What is required —
In the records below, find each line with the word "positive" and copy it.

Extracts from a graphics dataset:
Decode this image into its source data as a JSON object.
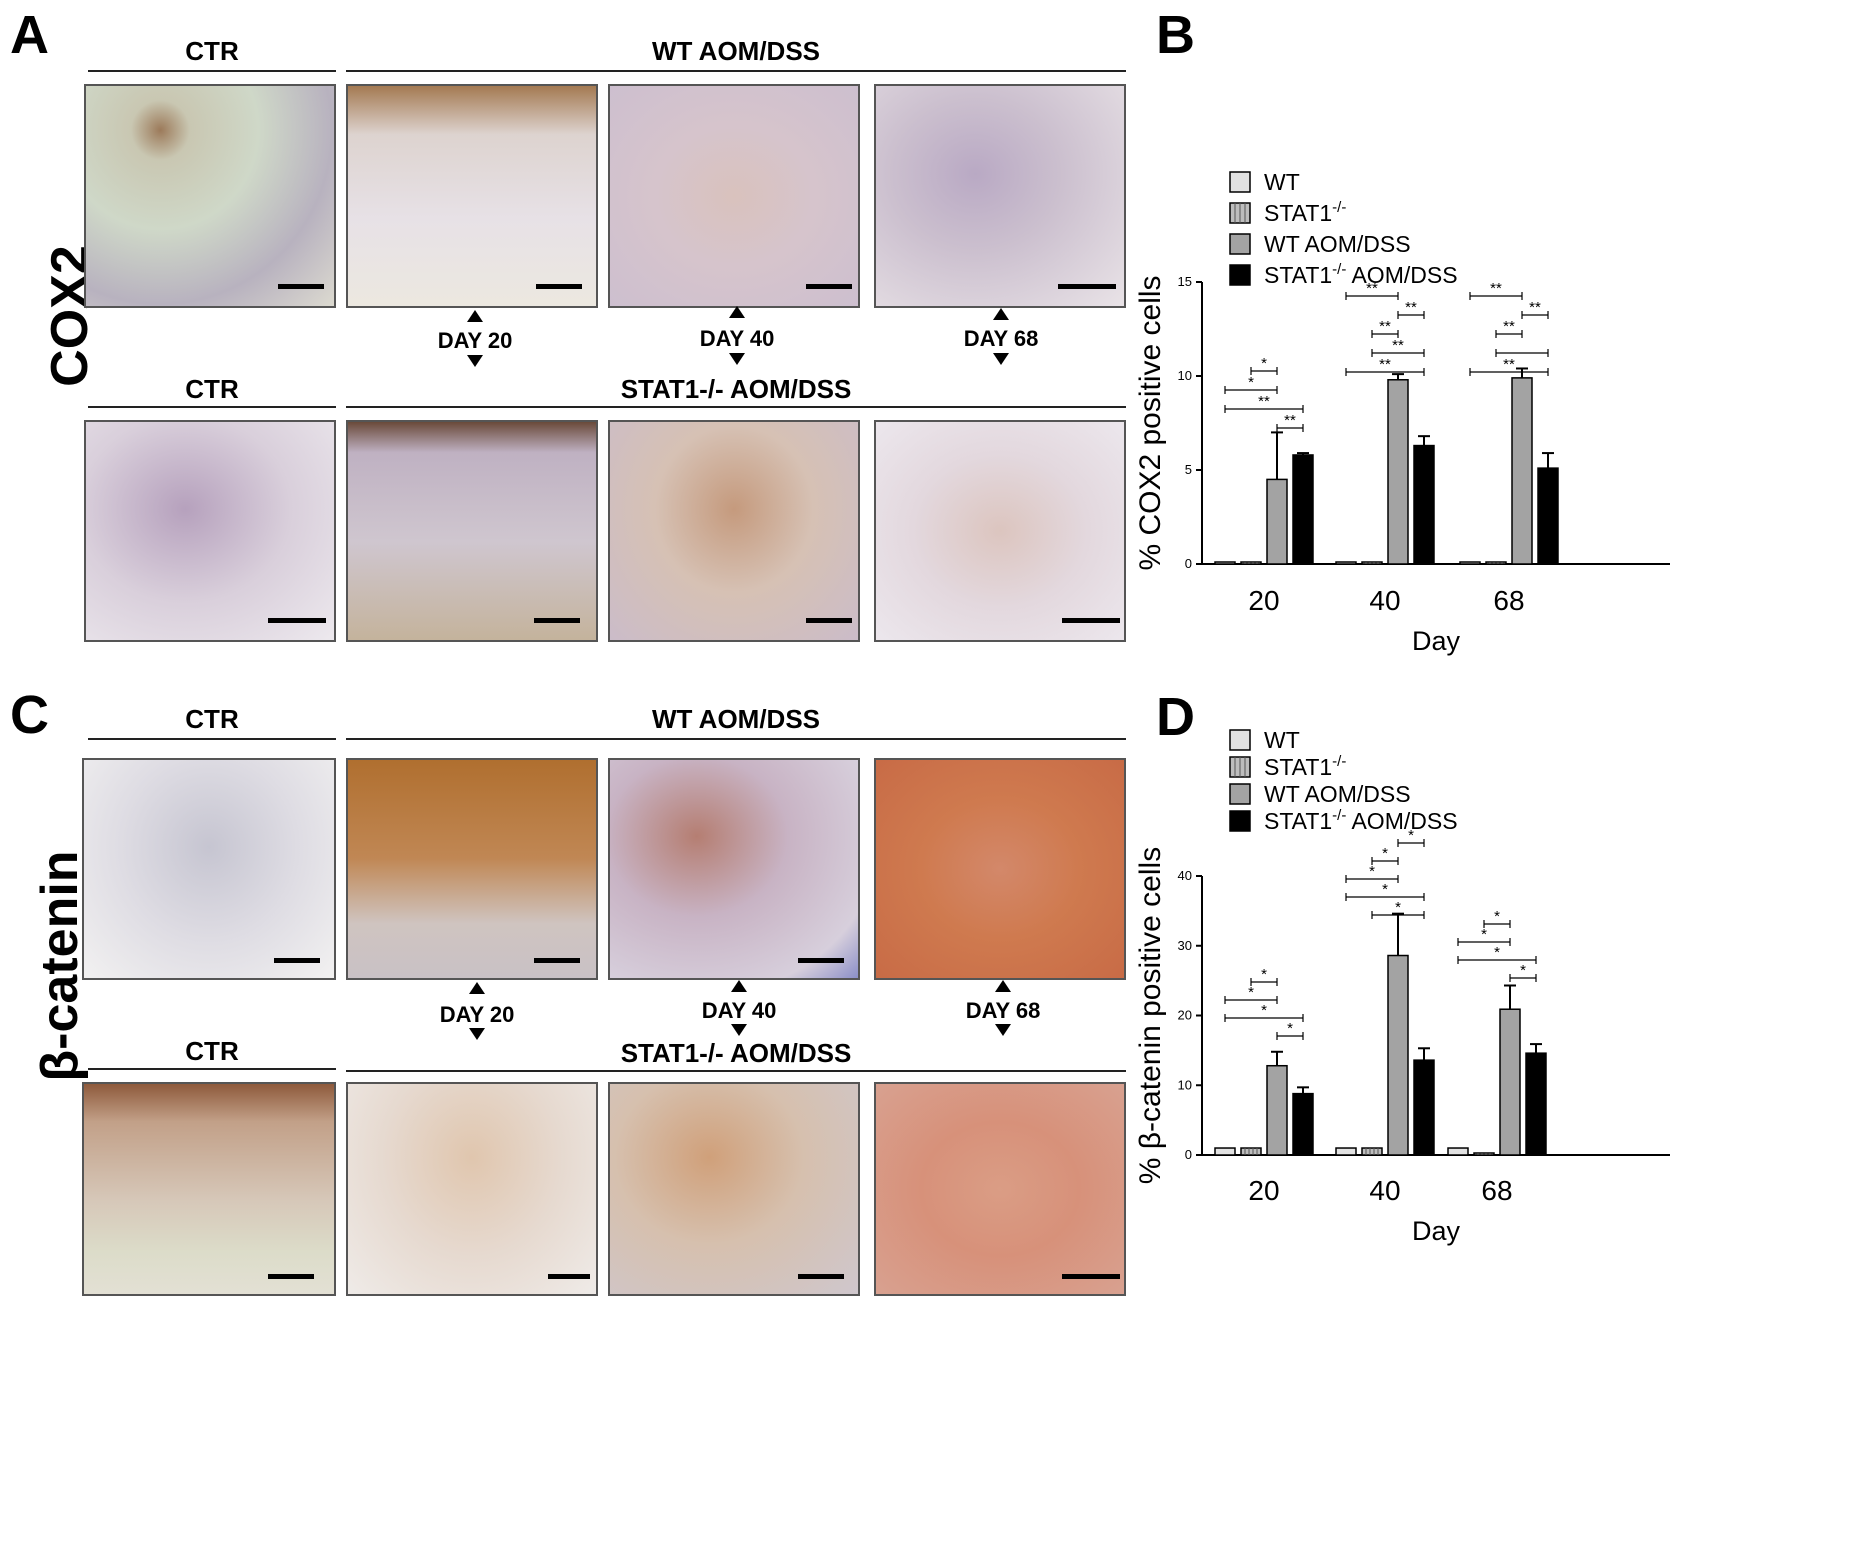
{
  "panels": {
    "A": "A",
    "B": "B",
    "C": "C",
    "D": "D"
  },
  "panel_a": {
    "row_label": "COX2",
    "top_ctr": "CTR",
    "top_group": "WT AOM/DSS",
    "bottom_ctr": "CTR",
    "bottom_group": "STAT1-/- AOM/DSS",
    "days": [
      "DAY 20",
      "DAY 40",
      "DAY 68"
    ]
  },
  "panel_c": {
    "row_label": "β-catenin",
    "top_ctr": "CTR",
    "top_group": "WT AOM/DSS",
    "bottom_ctr": "CTR",
    "bottom_group": "STAT1-/- AOM/DSS",
    "days": [
      "DAY 20",
      "DAY 40",
      "DAY 68"
    ]
  },
  "colors": {
    "wt": "#e2e2e2",
    "stat1": "#bdbdbd",
    "wt_aom": "#a3a3a3",
    "stat1_aom": "#000000",
    "stain_pale": "#ded6e0",
    "stain_purple": "#b9a4c2",
    "stain_brown": "#c08a5a",
    "stain_orange": "#cf7a4f"
  },
  "chart_data": [
    {
      "type": "bar",
      "panel": "B",
      "ylabel": "% COX2 positive cells",
      "xlabel": "Day",
      "categories": [
        "20",
        "40",
        "68"
      ],
      "ylim": [
        0,
        15
      ],
      "yticks": [
        "0",
        "5",
        "10",
        "15"
      ],
      "series": [
        {
          "name": "WT",
          "values": [
            0,
            0,
            0
          ],
          "errors": [
            0,
            0,
            0
          ]
        },
        {
          "name": "STAT1-/-",
          "values": [
            0,
            0,
            0
          ],
          "errors": [
            0,
            0,
            0
          ]
        },
        {
          "name": "WT AOM/DSS",
          "values": [
            4.5,
            9.8,
            9.9
          ],
          "errors": [
            2.5,
            0.3,
            0.5
          ]
        },
        {
          "name": "STAT1-/- AOM/DSS",
          "values": [
            5.8,
            6.3,
            5.1
          ],
          "errors": [
            0.1,
            0.5,
            0.8
          ]
        }
      ],
      "legend": [
        {
          "main": "WT",
          "sup": "",
          "tail": ""
        },
        {
          "main": "STAT1",
          "sup": "-/-",
          "tail": ""
        },
        {
          "main": "WT AOM/DSS",
          "sup": "",
          "tail": ""
        },
        {
          "main": "STAT1",
          "sup": "-/-",
          "tail": " AOM/DSS"
        }
      ],
      "legend_position": "top",
      "significance": [
        {
          "group": 0,
          "from": 2,
          "to": 3,
          "label": "**"
        },
        {
          "group": 0,
          "from": 0,
          "to": 3,
          "label": "**"
        },
        {
          "group": 0,
          "from": 0,
          "to": 2,
          "label": "*"
        },
        {
          "group": 0,
          "from": 1,
          "to": 2,
          "label": "*"
        },
        {
          "group": 1,
          "from": 0,
          "to": 3,
          "label": "**"
        },
        {
          "group": 1,
          "from": 1,
          "to": 3,
          "label": "**"
        },
        {
          "group": 1,
          "from": 1,
          "to": 2,
          "label": "**"
        },
        {
          "group": 1,
          "from": 2,
          "to": 3,
          "label": "**"
        },
        {
          "group": 1,
          "from": 0,
          "to": 2,
          "label": "**"
        },
        {
          "group": 2,
          "from": 0,
          "to": 3,
          "label": "**"
        },
        {
          "group": 2,
          "from": 1,
          "to": 3,
          "label": ""
        },
        {
          "group": 2,
          "from": 1,
          "to": 2,
          "label": "**"
        },
        {
          "group": 2,
          "from": 2,
          "to": 3,
          "label": "**"
        },
        {
          "group": 2,
          "from": 0,
          "to": 2,
          "label": "**"
        }
      ]
    },
    {
      "type": "bar",
      "panel": "D",
      "ylabel": "% β-catenin positive cells",
      "xlabel": "Day",
      "categories": [
        "20",
        "40",
        "68"
      ],
      "ylim": [
        0,
        40
      ],
      "yticks": [
        "0",
        "10",
        "20",
        "30",
        "40"
      ],
      "series": [
        {
          "name": "WT",
          "values": [
            1,
            1,
            1
          ],
          "errors": [
            0,
            0,
            0
          ]
        },
        {
          "name": "STAT1-/-",
          "values": [
            1,
            1,
            0.2
          ],
          "errors": [
            0,
            0,
            0
          ]
        },
        {
          "name": "WT AOM/DSS",
          "values": [
            12.8,
            28.6,
            20.9
          ],
          "errors": [
            2.0,
            6.0,
            3.4
          ]
        },
        {
          "name": "STAT1-/- AOM/DSS",
          "values": [
            8.8,
            13.6,
            14.6
          ],
          "errors": [
            0.9,
            1.7,
            1.3
          ]
        }
      ],
      "legend": [
        {
          "main": "WT",
          "sup": "",
          "tail": ""
        },
        {
          "main": "STAT1",
          "sup": "-/-",
          "tail": ""
        },
        {
          "main": "WT AOM/DSS",
          "sup": "",
          "tail": ""
        },
        {
          "main": "STAT1",
          "sup": "-/-",
          "tail": " AOM/DSS"
        }
      ],
      "legend_position": "top",
      "significance": [
        {
          "group": 0,
          "from": 2,
          "to": 3,
          "label": "*"
        },
        {
          "group": 0,
          "from": 0,
          "to": 3,
          "label": "*"
        },
        {
          "group": 0,
          "from": 0,
          "to": 2,
          "label": "*"
        },
        {
          "group": 0,
          "from": 1,
          "to": 2,
          "label": "*"
        },
        {
          "group": 1,
          "from": 1,
          "to": 3,
          "label": "*"
        },
        {
          "group": 1,
          "from": 0,
          "to": 3,
          "label": "*"
        },
        {
          "group": 1,
          "from": 0,
          "to": 2,
          "label": "*"
        },
        {
          "group": 1,
          "from": 1,
          "to": 2,
          "label": "*"
        },
        {
          "group": 1,
          "from": 2,
          "to": 3,
          "label": "*"
        },
        {
          "group": 2,
          "from": 2,
          "to": 3,
          "label": "*"
        },
        {
          "group": 2,
          "from": 0,
          "to": 3,
          "label": "*"
        },
        {
          "group": 2,
          "from": 0,
          "to": 2,
          "label": "*"
        },
        {
          "group": 2,
          "from": 1,
          "to": 2,
          "label": "*"
        }
      ]
    }
  ]
}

Reply —
      "ylabel": "% COX2 positive cells",
      "ylabel": "% β-catenin positive cells",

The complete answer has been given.